→ **GIVEN EXERCISE**
Copy out the lines that have "Mill" in them.

→ **RECORDS SUPPLIED**
START

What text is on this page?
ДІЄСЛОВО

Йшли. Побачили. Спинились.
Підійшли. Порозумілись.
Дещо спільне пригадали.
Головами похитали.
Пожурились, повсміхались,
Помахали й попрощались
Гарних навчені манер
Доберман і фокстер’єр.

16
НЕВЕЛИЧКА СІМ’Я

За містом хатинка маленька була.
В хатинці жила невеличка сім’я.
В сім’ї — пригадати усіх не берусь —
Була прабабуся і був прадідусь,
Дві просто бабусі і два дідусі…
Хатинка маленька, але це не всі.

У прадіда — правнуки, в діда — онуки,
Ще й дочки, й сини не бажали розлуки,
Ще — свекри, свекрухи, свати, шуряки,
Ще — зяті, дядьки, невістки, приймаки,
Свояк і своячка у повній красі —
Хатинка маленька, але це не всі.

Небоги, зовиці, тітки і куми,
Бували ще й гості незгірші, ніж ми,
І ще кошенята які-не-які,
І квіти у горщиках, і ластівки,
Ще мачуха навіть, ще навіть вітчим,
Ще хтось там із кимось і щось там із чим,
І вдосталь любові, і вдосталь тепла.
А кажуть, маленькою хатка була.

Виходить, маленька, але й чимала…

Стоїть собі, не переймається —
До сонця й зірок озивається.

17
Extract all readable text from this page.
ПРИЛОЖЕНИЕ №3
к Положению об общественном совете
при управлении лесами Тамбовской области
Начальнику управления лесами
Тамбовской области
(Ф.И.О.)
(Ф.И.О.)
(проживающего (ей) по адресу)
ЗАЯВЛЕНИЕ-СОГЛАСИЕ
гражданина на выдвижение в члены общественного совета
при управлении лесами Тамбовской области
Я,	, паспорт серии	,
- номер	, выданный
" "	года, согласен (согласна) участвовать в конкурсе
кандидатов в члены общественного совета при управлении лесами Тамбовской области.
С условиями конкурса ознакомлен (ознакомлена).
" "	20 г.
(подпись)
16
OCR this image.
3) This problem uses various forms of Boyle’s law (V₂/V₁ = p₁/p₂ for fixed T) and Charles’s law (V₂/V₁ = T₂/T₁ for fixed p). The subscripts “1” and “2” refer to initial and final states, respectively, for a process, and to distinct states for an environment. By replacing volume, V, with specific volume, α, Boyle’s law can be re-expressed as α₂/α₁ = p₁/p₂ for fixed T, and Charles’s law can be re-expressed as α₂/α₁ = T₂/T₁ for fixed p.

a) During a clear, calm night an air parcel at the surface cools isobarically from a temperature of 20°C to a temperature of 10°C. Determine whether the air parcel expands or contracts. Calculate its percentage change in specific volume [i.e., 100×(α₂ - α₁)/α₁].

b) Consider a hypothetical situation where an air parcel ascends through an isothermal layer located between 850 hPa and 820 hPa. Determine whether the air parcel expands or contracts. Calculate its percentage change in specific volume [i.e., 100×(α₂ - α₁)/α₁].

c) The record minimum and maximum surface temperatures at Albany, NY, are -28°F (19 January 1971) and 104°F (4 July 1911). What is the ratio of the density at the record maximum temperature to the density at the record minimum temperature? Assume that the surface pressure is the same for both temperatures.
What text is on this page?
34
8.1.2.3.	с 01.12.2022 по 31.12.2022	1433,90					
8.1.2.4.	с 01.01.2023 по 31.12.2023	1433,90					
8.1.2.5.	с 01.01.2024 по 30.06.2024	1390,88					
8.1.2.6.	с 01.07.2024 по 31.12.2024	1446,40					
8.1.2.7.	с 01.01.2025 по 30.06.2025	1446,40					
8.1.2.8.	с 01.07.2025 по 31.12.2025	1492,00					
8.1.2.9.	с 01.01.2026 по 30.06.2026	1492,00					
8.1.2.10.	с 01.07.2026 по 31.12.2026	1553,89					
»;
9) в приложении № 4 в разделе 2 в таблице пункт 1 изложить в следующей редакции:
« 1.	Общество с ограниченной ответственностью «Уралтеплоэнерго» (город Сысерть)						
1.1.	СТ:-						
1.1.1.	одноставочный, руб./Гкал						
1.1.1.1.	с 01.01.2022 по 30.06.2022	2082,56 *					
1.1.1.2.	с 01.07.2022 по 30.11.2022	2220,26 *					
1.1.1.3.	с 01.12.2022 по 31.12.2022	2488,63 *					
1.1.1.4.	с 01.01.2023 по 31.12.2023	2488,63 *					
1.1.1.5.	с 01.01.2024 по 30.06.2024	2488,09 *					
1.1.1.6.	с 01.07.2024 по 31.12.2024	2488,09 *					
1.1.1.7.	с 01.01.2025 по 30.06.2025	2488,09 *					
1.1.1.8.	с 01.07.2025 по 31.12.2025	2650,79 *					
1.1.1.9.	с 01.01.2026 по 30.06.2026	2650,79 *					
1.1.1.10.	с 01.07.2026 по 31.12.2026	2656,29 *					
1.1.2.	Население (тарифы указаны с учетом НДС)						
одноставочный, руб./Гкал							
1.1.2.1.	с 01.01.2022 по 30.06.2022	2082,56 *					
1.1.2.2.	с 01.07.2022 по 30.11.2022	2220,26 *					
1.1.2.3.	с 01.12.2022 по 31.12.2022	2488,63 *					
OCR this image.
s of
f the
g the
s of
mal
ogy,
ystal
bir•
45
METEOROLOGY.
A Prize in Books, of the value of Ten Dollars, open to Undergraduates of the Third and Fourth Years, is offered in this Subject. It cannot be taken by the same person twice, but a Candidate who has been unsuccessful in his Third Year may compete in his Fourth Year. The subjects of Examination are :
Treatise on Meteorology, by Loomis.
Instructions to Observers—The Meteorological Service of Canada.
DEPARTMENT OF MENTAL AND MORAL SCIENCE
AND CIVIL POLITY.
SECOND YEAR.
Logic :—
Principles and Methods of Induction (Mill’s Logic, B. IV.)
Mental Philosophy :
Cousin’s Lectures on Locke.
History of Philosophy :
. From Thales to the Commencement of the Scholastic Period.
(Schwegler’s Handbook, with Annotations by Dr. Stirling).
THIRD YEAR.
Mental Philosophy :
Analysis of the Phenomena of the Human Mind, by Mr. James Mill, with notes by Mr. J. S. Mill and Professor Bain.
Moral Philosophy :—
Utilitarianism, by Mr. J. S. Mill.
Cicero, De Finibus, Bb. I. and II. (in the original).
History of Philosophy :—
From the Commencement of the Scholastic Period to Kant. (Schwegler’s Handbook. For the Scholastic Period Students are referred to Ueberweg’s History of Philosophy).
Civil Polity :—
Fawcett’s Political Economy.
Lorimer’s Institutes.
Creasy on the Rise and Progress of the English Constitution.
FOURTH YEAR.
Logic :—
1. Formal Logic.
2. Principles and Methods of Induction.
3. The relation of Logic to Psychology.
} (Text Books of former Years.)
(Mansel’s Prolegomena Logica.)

END

→ **ANSWER FOR THIS EXERCISE**
Principles and Methods of Induction (Mill’s Logic, B. IV.)
Analysis of the Phenomena of the Human Mind, by Mr. James Mill, with notes by Mr. J. S. Mill and Professor Bain.
Utilitarianism, by Mr. J. S. Mill.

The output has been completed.